To be done :: Every line containing the word "this" needs to be found and copied.

Data for processing ::
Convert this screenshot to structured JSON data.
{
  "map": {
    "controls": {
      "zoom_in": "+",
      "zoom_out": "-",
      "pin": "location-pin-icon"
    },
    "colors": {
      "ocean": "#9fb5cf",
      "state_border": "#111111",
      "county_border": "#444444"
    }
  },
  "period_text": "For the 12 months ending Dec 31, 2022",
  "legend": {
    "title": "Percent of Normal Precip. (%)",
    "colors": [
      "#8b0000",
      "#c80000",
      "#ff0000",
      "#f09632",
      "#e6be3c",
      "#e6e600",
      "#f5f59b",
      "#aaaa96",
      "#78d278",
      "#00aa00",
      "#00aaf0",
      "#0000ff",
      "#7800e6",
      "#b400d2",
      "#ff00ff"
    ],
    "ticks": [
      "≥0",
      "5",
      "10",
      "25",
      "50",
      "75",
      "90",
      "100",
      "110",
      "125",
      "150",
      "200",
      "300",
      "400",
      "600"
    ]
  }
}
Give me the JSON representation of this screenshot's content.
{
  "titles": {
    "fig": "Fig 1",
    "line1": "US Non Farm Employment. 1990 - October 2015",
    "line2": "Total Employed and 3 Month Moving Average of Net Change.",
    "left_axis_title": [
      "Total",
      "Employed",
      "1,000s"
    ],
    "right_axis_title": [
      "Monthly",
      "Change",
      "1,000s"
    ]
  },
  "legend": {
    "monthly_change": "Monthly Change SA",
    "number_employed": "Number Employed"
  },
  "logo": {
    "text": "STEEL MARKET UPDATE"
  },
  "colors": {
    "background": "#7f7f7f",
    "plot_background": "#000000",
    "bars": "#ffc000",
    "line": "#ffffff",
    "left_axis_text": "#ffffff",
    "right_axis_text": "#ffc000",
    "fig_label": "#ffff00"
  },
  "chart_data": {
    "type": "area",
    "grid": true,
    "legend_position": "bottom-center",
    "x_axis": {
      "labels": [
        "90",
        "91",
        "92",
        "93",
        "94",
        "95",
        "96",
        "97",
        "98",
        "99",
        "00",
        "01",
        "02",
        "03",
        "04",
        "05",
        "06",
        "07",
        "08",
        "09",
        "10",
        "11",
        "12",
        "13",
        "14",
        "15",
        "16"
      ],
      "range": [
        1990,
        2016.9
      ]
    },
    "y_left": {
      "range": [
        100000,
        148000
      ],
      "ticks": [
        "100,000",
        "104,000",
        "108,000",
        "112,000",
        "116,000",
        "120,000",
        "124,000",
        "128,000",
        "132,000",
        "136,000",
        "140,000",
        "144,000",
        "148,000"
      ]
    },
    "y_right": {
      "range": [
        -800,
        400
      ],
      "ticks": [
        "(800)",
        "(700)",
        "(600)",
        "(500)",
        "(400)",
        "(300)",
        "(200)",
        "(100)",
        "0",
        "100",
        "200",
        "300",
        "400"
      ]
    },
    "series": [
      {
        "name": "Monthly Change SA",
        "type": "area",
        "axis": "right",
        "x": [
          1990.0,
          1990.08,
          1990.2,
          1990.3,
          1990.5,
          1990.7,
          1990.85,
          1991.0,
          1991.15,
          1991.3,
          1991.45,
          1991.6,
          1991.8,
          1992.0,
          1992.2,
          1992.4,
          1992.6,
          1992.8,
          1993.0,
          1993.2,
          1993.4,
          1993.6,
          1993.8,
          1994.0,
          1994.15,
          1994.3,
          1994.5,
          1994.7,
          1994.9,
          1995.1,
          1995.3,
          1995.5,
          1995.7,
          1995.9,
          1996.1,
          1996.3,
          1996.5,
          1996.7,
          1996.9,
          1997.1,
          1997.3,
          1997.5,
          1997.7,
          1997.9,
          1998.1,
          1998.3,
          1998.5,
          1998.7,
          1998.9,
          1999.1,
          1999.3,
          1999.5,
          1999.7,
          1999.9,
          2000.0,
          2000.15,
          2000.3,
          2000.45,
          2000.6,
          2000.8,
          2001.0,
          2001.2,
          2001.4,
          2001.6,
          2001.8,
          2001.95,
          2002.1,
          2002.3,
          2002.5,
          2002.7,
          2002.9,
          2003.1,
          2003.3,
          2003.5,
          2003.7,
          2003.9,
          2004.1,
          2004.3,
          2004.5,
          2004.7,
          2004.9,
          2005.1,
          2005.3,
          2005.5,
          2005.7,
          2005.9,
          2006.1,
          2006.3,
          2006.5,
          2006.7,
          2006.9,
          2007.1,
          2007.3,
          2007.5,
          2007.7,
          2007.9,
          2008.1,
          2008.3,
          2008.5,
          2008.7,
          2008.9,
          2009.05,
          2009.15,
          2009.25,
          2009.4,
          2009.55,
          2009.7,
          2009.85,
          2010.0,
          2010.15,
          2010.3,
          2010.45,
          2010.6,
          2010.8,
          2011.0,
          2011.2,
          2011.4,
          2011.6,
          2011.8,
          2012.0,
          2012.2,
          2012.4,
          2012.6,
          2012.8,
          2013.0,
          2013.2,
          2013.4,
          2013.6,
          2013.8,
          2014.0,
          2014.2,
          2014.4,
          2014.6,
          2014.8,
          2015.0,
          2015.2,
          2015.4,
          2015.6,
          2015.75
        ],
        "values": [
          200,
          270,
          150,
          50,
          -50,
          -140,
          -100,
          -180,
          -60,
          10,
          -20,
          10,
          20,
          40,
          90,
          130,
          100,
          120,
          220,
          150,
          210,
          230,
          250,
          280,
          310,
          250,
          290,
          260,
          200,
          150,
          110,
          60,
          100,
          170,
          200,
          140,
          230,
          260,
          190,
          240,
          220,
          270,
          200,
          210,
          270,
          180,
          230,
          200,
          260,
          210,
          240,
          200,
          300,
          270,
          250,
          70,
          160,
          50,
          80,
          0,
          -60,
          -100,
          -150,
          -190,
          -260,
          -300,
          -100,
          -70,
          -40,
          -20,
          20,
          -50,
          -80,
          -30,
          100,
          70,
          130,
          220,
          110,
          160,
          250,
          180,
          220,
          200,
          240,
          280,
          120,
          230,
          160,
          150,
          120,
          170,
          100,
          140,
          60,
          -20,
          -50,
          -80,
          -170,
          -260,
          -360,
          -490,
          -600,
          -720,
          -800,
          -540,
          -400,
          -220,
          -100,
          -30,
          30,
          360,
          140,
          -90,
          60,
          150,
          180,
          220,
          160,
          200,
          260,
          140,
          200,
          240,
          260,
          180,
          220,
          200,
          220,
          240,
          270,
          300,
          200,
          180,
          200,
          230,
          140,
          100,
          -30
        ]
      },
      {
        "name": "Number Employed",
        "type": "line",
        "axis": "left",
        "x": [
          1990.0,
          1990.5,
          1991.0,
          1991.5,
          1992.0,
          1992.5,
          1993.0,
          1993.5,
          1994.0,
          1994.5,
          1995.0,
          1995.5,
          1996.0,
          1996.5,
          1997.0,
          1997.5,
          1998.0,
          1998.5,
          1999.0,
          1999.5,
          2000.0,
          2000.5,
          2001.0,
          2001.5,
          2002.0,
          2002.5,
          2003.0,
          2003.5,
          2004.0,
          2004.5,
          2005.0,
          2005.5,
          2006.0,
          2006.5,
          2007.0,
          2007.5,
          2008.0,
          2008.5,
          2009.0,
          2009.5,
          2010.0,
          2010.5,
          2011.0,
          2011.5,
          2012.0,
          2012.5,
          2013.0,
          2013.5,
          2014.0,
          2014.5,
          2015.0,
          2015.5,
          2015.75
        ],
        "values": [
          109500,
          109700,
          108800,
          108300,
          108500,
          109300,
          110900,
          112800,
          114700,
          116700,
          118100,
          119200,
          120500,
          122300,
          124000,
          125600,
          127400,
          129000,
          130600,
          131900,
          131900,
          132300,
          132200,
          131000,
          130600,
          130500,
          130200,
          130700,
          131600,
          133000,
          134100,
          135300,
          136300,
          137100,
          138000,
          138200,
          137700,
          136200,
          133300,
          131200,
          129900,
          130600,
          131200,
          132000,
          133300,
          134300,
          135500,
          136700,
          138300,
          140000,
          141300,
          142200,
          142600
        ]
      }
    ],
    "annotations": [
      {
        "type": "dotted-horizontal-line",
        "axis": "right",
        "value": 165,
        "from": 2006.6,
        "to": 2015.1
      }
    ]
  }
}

Expected output ::
Convert this screenshot to structured JSON data.
Give me the JSON representation of this screenshot's content.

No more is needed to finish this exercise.